§ Instructions to follow
Only lines holding the word "text" should be copied from the material.

-- start --

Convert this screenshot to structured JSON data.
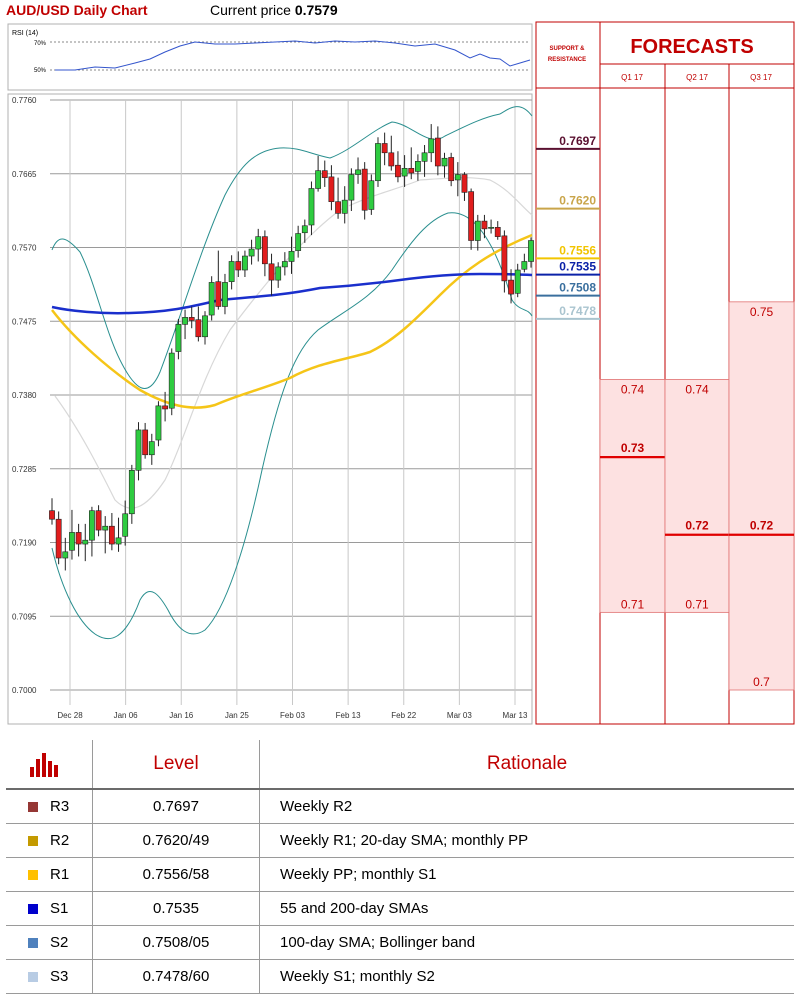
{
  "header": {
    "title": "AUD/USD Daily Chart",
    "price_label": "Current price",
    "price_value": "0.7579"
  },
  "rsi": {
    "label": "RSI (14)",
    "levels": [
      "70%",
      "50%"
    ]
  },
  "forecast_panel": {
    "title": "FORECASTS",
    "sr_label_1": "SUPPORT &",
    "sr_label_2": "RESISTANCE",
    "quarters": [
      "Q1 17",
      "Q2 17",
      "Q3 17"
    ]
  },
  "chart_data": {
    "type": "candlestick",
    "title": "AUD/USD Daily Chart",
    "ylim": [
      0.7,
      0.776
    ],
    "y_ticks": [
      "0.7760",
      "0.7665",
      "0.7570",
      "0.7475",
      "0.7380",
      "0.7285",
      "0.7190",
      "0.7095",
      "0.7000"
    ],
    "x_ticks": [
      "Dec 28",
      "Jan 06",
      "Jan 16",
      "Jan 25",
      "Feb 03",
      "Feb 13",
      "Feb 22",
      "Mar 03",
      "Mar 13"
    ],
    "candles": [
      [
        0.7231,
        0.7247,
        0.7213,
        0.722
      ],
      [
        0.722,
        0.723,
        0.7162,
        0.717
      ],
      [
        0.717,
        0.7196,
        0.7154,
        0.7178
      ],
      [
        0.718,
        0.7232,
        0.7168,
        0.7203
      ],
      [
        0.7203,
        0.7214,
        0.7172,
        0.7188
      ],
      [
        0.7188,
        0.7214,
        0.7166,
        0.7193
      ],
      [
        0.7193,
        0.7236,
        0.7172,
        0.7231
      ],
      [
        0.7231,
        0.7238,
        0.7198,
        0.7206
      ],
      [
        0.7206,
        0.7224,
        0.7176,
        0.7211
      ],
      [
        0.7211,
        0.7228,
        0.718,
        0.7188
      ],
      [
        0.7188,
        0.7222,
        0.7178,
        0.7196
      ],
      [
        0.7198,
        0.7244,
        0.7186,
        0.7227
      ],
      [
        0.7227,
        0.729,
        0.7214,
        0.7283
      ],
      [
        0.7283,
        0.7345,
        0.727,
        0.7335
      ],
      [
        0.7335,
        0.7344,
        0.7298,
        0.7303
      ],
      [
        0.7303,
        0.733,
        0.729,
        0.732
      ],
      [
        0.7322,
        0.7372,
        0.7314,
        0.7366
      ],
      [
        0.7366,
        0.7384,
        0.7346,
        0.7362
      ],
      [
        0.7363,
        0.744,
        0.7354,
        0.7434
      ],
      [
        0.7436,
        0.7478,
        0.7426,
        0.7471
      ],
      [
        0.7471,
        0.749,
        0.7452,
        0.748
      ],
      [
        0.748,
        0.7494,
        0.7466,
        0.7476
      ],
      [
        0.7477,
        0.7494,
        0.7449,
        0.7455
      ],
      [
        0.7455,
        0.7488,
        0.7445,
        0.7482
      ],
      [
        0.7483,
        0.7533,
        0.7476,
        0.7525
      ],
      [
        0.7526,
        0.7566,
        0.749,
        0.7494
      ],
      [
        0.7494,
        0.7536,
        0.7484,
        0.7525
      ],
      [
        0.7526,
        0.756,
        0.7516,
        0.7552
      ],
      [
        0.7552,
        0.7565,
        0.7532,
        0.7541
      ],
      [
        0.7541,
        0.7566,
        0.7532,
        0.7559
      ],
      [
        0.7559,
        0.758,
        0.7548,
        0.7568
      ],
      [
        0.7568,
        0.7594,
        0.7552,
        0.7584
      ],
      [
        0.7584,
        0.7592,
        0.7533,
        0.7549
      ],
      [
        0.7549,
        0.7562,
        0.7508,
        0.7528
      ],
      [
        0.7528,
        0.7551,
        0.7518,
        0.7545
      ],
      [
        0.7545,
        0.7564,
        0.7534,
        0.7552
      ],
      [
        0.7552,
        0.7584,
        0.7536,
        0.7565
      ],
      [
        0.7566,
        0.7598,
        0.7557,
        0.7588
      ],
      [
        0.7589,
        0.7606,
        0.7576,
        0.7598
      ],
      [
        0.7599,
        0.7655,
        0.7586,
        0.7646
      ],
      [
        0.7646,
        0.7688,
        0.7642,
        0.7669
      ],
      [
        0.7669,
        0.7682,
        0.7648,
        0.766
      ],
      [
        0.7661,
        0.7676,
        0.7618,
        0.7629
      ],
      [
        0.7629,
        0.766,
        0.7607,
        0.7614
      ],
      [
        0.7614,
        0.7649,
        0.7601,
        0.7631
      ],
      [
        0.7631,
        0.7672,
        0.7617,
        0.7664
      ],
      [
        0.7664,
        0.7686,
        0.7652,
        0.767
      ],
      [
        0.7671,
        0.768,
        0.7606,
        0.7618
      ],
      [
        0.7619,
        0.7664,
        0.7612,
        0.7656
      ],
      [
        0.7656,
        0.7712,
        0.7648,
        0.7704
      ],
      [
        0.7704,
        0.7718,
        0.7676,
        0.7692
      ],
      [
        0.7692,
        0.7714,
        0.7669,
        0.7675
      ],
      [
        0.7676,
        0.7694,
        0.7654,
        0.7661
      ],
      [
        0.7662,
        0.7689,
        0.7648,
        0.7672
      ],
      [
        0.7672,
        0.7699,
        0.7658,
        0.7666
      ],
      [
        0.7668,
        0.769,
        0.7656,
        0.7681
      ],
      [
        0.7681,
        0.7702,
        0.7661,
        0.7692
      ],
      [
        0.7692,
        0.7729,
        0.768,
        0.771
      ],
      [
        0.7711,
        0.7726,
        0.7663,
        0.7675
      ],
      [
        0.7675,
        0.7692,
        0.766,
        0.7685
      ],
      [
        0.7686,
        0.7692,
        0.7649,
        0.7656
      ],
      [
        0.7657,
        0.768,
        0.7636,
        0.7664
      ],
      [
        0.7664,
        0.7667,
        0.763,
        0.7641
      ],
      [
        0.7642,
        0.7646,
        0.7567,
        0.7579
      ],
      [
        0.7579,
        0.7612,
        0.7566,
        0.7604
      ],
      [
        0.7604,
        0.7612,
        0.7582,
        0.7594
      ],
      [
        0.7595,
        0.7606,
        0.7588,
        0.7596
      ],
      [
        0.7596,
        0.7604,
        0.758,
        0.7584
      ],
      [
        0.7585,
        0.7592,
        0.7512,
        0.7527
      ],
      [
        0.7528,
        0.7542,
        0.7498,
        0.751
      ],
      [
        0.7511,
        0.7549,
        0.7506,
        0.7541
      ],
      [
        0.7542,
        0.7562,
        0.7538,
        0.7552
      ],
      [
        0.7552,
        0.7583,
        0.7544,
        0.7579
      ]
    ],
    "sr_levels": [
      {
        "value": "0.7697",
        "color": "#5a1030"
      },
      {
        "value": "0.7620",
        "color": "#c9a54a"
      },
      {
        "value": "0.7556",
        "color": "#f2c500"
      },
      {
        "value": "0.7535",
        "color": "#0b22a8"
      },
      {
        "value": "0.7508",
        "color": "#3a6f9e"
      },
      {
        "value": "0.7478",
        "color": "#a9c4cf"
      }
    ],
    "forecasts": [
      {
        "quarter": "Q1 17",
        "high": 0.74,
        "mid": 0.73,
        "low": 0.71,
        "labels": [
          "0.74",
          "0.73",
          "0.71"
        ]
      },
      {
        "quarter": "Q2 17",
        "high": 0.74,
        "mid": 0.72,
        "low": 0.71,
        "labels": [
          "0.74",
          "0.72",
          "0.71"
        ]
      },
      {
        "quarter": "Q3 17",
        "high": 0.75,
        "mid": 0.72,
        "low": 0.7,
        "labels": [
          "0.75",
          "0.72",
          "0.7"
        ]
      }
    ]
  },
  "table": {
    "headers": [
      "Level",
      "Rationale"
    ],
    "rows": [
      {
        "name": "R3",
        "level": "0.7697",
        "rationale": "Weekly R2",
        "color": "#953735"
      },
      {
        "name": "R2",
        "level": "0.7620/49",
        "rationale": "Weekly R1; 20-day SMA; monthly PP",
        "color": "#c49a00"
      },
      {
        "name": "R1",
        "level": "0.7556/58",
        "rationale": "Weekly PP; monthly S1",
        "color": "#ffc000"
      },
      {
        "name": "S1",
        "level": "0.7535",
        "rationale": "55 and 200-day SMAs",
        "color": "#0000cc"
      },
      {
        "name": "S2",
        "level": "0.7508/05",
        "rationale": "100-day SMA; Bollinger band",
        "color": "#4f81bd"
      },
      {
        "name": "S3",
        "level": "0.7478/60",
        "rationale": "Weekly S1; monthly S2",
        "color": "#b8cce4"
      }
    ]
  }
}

-- end --
-- start --

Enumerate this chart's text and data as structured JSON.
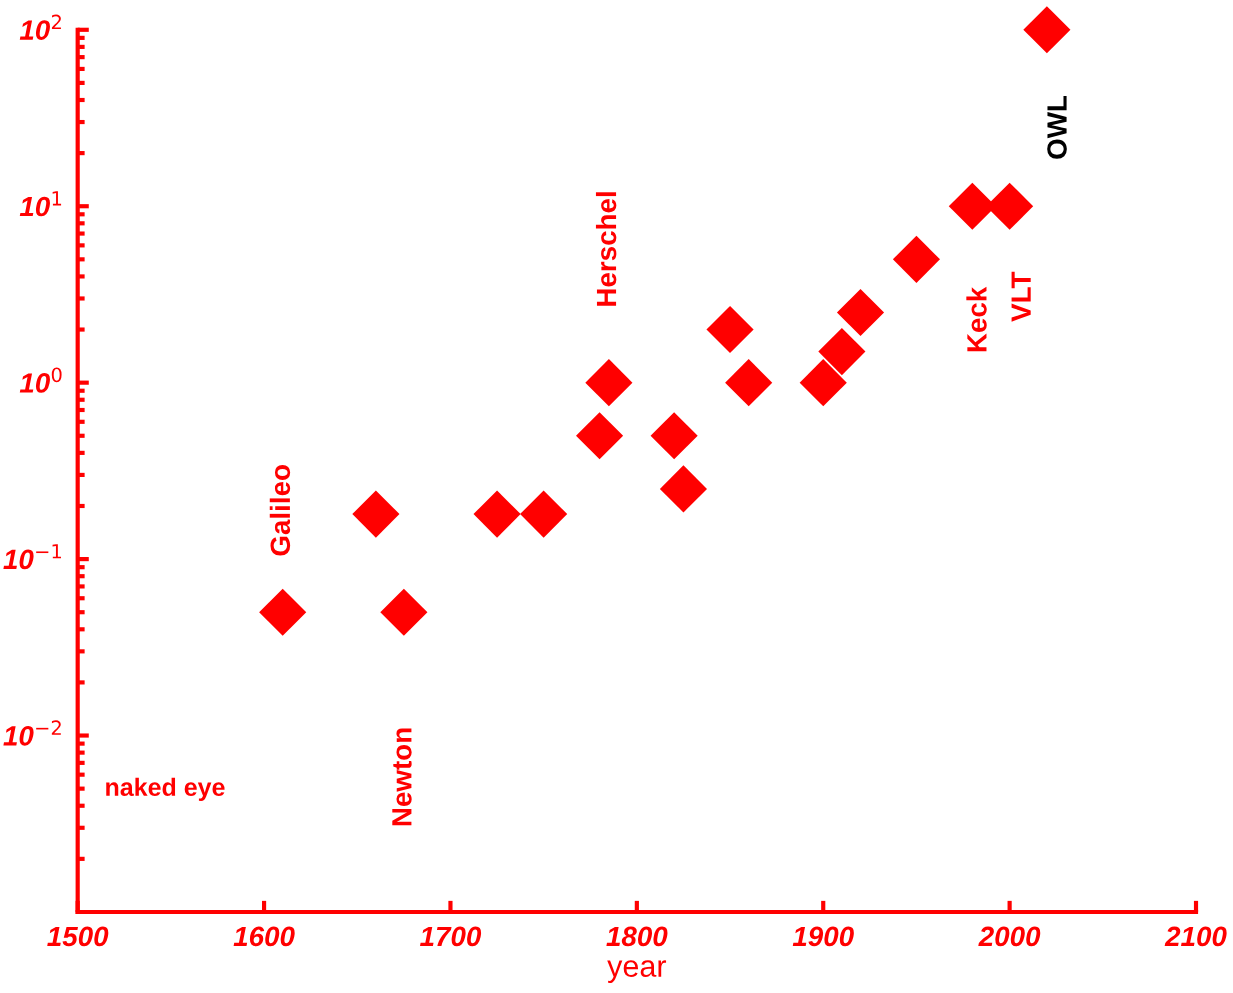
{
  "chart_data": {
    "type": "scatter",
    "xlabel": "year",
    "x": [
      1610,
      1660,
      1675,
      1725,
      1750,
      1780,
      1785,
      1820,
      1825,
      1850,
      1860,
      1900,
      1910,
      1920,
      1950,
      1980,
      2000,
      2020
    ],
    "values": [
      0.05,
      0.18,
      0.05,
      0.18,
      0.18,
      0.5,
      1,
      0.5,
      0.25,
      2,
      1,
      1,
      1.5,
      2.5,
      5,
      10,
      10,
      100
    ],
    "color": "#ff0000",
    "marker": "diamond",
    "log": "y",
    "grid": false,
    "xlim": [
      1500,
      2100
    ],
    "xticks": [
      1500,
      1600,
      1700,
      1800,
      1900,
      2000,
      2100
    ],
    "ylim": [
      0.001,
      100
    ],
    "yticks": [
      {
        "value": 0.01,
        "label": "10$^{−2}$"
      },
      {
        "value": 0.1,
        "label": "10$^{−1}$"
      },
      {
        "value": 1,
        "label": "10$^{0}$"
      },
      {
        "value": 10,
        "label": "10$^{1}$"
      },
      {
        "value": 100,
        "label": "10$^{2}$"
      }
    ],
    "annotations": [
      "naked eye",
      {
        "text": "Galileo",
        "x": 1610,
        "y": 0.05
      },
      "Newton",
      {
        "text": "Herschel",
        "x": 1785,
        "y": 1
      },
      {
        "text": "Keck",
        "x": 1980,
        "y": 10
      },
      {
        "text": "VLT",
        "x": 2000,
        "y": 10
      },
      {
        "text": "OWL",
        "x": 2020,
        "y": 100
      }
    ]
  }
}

-- end --

§ Exercise solution
Enumerate this chart's text and data as structured JSON.
        "text": "Galileo",
        "text": "Herschel",
        "text": "Keck",
        "text": "VLT",
        "text": "OWL",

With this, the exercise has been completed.